Duplicate the following lines without changes, starting at the line that contains "i need the location" and ending at the line that contains "epistle-text — [18, 396, 464, 499]", with both of those lines included.

- **Records supplied**
BEGIN
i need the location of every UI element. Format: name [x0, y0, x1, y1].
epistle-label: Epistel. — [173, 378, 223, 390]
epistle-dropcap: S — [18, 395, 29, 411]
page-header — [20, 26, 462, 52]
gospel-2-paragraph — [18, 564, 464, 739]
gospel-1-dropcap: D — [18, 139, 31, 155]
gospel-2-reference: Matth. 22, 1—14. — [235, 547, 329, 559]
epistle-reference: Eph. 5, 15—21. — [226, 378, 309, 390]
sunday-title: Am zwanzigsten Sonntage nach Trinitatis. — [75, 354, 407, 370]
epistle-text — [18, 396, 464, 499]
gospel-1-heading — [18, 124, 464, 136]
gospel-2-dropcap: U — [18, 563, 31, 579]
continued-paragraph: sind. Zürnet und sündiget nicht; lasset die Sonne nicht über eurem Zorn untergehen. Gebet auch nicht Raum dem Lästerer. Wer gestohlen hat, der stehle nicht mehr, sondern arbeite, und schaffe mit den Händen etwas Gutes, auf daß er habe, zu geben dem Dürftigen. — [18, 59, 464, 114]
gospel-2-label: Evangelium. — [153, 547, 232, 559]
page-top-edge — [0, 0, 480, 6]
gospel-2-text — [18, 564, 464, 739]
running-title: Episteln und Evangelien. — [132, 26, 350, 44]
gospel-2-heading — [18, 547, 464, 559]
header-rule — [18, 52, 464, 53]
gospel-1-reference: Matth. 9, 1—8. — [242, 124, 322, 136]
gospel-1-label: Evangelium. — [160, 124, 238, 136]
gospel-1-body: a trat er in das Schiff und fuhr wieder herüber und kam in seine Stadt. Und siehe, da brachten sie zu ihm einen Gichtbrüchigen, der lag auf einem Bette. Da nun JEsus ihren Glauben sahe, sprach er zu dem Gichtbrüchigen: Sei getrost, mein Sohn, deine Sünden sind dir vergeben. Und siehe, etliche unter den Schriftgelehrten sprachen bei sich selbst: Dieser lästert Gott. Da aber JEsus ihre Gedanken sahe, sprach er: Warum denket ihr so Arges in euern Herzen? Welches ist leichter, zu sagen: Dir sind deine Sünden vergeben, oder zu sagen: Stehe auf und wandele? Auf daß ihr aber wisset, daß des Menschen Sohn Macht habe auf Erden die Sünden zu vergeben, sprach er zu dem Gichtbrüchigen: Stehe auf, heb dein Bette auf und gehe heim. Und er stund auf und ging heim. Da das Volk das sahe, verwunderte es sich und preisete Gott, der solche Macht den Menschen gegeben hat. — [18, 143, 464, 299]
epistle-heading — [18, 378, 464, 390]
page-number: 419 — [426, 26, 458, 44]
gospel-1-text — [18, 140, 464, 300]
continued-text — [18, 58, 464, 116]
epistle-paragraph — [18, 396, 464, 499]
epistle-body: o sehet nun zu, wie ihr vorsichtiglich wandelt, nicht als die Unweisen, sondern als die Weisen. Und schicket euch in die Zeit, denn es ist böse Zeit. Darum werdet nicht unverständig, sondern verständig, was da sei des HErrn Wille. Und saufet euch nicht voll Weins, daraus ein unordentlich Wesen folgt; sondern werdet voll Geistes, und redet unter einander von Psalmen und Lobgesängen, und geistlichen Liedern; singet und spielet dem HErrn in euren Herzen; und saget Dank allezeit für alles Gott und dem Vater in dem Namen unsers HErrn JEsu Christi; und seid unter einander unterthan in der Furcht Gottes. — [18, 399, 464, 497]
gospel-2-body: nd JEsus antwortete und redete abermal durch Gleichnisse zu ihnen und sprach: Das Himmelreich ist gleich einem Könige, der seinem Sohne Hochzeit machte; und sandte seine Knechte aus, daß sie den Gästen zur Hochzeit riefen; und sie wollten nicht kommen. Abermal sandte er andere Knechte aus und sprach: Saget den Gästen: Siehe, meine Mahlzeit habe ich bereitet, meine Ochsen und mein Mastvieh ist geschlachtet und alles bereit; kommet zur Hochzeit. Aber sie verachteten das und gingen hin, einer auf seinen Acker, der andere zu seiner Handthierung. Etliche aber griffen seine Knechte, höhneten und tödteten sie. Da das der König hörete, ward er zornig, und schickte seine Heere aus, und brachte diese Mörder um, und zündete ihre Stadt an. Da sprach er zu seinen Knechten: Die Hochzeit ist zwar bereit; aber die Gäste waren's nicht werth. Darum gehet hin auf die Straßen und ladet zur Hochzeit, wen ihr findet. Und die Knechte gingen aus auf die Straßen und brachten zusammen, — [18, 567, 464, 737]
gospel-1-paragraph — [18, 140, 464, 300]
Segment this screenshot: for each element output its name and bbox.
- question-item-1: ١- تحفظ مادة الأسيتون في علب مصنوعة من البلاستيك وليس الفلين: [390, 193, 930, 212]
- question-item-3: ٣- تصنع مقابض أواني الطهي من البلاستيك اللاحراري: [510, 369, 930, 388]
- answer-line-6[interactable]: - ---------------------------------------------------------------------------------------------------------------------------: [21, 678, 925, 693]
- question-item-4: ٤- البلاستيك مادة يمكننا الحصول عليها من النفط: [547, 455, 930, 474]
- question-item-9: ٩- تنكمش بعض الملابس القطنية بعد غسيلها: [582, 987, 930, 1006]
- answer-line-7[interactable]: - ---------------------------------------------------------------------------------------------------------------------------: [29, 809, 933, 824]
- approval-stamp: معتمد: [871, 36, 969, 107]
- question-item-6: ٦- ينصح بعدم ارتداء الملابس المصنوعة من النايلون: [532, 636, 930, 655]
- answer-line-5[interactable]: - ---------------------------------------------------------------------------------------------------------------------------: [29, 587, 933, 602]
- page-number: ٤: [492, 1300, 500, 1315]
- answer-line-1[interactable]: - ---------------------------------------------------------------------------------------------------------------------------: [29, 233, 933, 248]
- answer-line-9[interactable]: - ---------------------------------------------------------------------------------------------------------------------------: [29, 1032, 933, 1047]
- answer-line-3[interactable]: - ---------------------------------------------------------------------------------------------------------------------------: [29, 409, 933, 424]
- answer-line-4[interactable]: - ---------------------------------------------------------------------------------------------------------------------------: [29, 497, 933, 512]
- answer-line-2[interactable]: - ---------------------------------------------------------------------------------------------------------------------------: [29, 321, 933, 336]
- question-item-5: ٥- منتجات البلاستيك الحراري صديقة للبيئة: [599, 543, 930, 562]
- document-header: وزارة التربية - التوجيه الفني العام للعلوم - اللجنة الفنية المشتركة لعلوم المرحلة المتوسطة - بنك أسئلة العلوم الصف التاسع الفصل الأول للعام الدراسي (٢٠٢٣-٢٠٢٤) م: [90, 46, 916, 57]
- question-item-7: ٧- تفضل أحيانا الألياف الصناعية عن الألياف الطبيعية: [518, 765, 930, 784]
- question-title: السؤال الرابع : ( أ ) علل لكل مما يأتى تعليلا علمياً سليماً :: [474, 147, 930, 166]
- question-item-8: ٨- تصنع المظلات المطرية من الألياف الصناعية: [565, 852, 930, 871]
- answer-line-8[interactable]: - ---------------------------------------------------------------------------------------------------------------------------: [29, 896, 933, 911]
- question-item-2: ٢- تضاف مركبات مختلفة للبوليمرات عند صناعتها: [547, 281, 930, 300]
END
BEGIN
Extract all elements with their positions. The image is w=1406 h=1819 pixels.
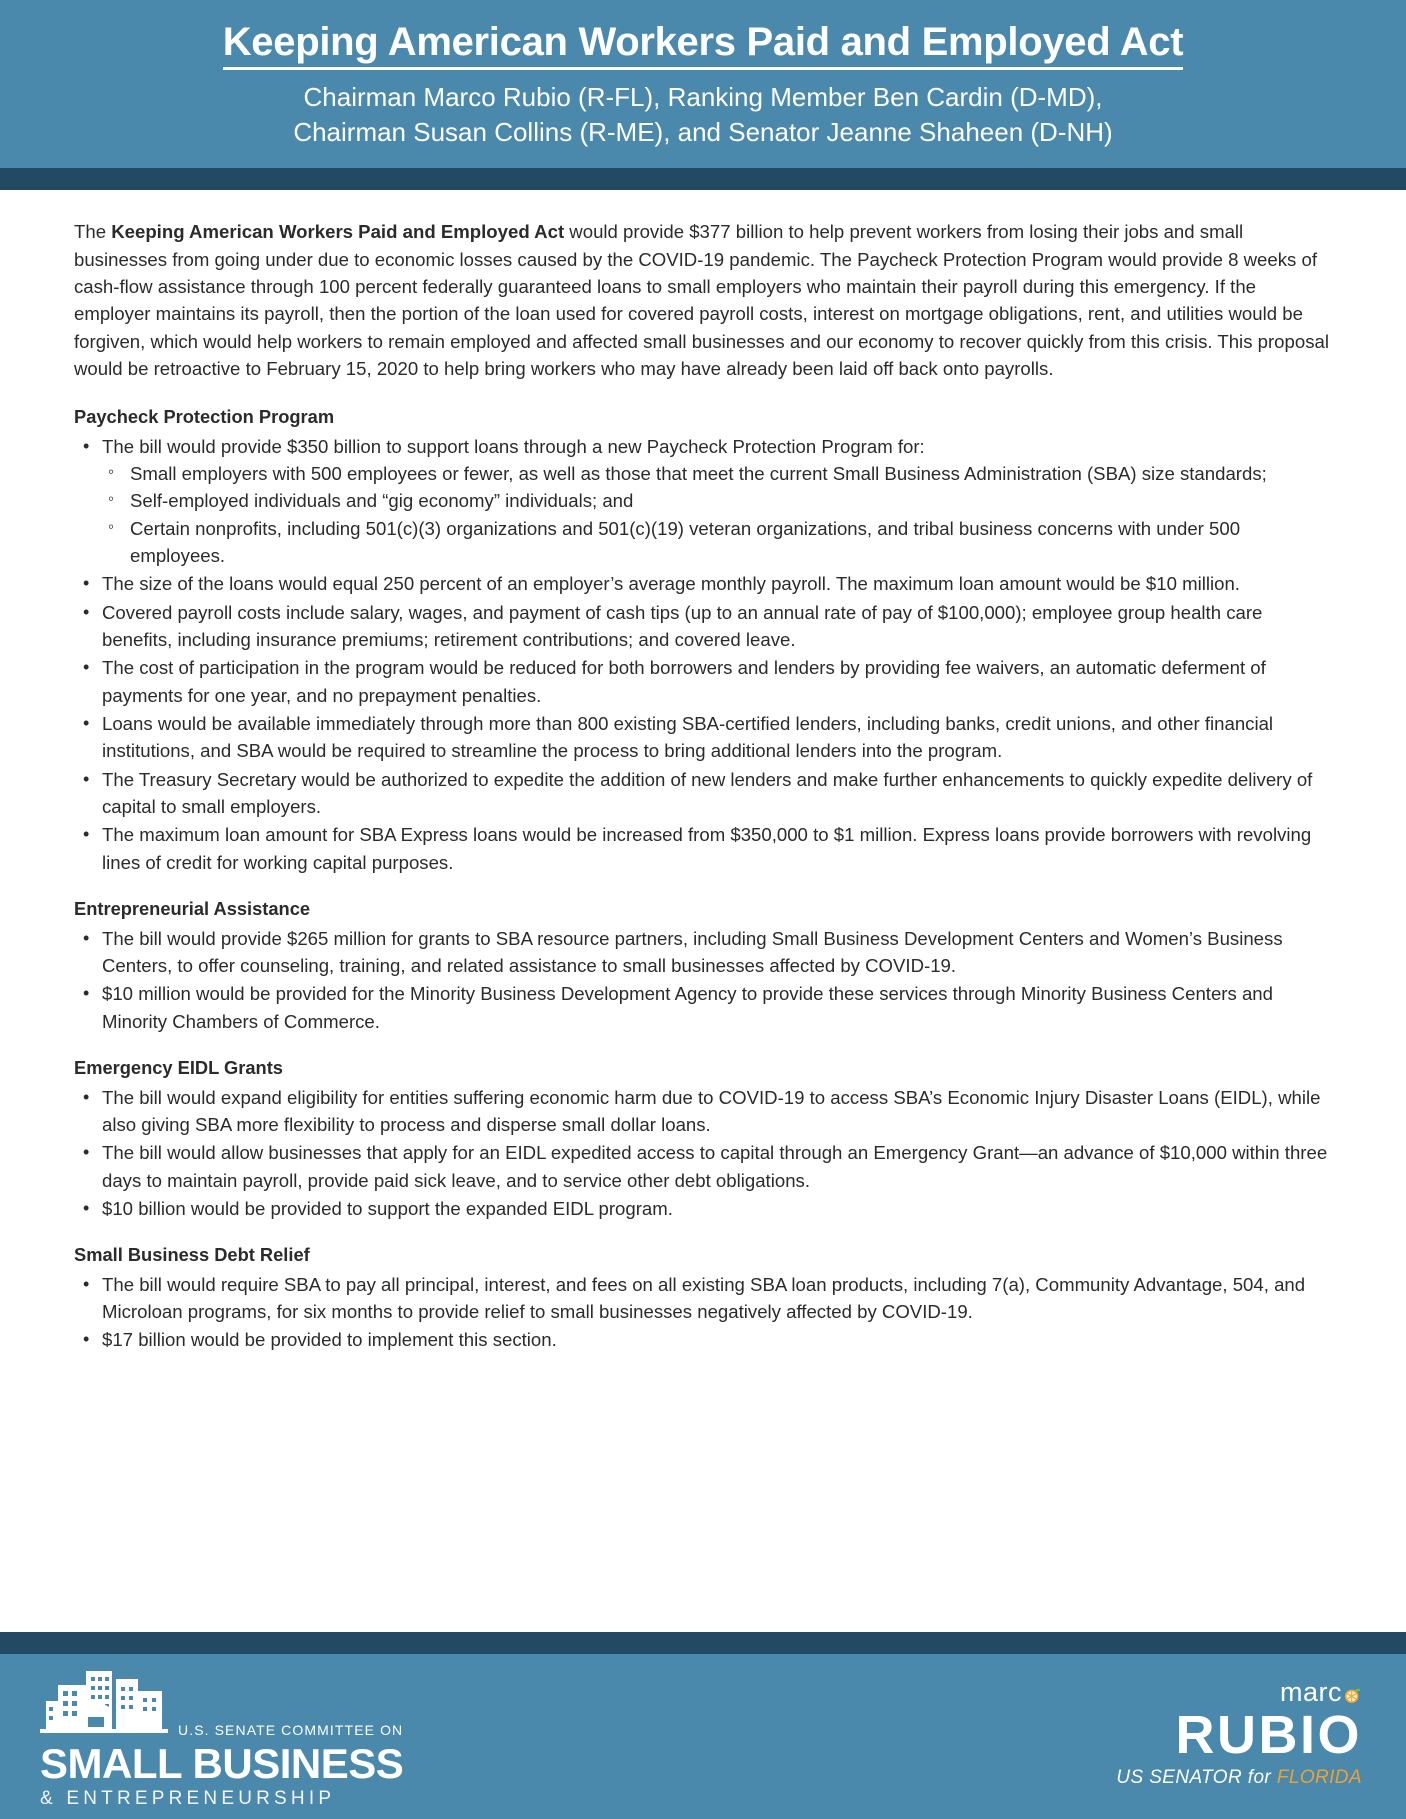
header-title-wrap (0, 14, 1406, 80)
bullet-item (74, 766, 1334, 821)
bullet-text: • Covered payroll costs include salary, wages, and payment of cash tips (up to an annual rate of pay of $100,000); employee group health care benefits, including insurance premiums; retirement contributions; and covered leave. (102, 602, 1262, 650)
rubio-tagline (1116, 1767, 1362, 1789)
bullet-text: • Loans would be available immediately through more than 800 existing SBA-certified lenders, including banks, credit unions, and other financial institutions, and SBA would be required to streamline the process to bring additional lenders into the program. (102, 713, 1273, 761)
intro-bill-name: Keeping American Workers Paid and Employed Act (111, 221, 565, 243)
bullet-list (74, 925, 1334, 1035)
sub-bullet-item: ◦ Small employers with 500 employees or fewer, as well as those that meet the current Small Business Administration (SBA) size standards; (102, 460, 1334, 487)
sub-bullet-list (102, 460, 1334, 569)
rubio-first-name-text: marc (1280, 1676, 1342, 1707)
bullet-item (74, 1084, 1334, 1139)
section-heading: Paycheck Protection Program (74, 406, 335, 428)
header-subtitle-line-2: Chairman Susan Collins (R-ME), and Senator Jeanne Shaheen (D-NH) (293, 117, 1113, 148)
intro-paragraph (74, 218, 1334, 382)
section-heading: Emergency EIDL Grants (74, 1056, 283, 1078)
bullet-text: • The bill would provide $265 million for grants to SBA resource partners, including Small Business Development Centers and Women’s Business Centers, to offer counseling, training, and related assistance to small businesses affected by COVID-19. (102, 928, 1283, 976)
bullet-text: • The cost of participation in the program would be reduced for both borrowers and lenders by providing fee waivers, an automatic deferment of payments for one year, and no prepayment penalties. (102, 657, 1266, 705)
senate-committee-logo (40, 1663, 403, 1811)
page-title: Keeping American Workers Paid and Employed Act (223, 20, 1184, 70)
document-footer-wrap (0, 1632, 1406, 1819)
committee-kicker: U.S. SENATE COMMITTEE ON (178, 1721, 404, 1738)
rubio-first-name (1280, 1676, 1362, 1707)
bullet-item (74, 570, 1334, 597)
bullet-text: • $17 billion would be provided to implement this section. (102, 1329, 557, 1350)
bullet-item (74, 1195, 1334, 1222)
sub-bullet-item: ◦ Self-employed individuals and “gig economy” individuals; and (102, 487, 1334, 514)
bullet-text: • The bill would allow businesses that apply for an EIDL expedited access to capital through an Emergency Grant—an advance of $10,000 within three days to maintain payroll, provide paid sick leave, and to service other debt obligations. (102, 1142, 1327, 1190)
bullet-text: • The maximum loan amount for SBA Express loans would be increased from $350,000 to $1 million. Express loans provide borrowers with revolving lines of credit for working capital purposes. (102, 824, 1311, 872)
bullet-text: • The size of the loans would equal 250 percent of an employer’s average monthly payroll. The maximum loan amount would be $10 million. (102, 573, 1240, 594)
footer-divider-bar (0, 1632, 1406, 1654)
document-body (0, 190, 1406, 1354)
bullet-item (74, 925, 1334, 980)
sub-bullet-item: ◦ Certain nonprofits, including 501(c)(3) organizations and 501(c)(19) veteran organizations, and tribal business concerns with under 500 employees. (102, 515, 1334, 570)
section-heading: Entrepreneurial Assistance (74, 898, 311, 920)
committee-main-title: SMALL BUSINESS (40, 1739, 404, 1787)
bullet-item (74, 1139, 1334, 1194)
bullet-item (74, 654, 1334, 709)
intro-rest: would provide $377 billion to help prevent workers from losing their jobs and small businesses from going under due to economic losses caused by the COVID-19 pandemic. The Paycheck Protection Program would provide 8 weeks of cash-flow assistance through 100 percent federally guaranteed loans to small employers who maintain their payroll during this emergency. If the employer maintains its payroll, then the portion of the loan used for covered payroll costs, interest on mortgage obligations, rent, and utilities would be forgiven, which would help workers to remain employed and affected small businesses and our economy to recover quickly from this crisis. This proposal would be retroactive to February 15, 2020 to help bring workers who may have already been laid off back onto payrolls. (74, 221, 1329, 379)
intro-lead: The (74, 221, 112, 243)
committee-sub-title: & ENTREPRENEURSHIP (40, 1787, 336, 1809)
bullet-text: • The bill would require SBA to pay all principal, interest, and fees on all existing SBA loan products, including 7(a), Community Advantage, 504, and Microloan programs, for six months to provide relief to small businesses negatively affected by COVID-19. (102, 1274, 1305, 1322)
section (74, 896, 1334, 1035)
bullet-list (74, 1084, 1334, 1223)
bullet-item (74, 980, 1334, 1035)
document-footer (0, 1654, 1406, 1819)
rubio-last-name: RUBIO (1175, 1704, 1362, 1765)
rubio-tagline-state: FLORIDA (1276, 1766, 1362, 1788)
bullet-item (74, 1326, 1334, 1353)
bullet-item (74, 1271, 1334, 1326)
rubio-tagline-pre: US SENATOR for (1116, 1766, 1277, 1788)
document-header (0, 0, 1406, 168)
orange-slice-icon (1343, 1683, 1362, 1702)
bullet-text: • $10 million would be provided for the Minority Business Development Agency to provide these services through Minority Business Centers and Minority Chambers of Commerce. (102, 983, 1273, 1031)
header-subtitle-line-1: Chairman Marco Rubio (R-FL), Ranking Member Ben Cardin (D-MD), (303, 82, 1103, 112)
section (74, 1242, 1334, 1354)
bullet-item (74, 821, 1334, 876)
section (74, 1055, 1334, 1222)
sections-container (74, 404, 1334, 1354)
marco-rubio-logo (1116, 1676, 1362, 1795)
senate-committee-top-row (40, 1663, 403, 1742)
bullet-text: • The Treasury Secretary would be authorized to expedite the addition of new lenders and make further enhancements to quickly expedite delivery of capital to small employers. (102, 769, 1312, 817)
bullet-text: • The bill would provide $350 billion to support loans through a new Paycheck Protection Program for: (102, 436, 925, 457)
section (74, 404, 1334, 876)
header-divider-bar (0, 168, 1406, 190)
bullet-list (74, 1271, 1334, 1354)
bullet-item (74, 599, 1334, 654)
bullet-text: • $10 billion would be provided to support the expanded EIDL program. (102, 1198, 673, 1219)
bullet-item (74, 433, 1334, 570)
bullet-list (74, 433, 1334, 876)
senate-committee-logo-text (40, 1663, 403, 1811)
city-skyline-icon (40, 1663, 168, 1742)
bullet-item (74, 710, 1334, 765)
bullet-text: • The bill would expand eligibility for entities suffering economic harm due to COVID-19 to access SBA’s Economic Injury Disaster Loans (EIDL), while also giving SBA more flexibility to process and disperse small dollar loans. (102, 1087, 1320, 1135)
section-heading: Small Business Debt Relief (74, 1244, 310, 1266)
END
BEGIN
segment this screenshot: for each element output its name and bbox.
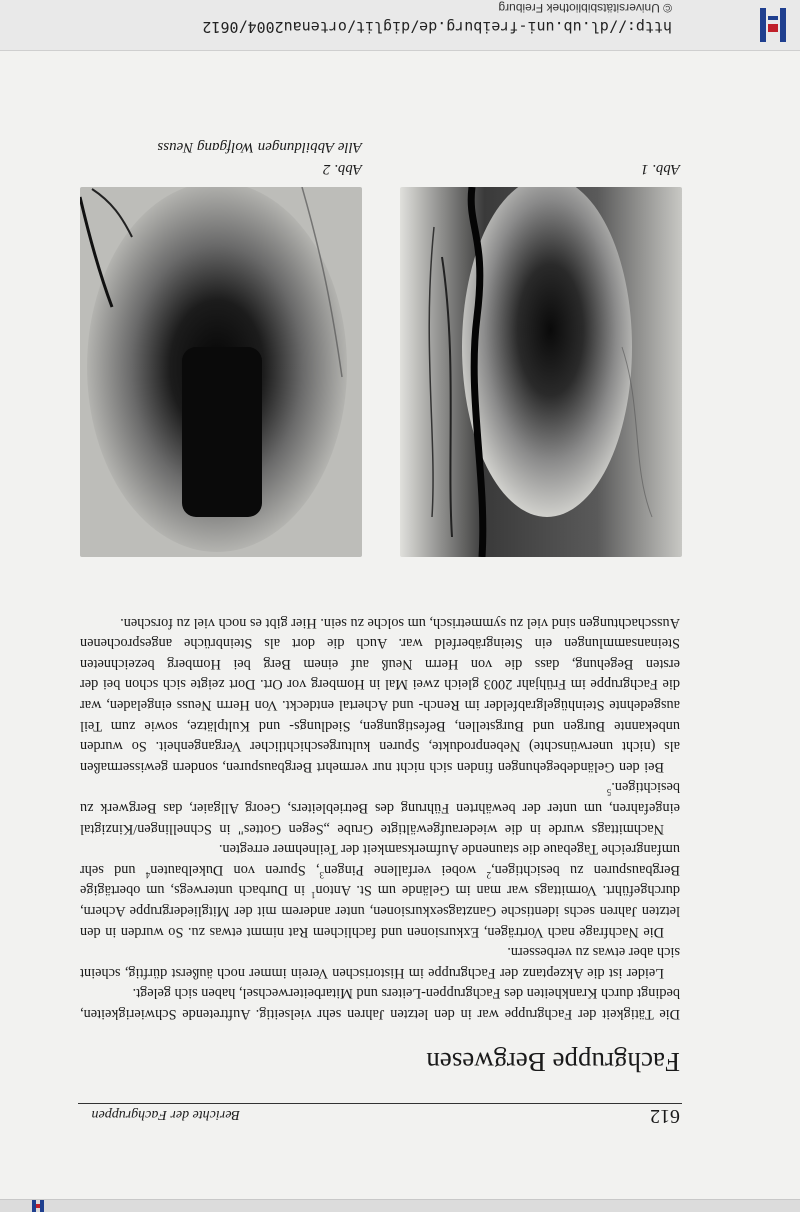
END
- **Output of the task**
i need the location of every UI element. Format: name [x0, y0, x1, y1].
epistle-label: Epistel. — [173, 378, 223, 390]
epistle-dropcap: S — [18, 395, 29, 411]
page-header — [20, 26, 462, 52]
gospel-2-paragraph — [18, 564, 464, 739]
gospel-1-dropcap: D — [18, 139, 31, 155]
gospel-2-reference: Matth. 22, 1—14. — [235, 547, 329, 559]
epistle-reference: Eph. 5, 15—21. — [226, 378, 309, 390]
sunday-title: Am zwanzigsten Sonntage nach Trinitatis. — [75, 354, 407, 370]
epistle-text — [18, 396, 464, 499]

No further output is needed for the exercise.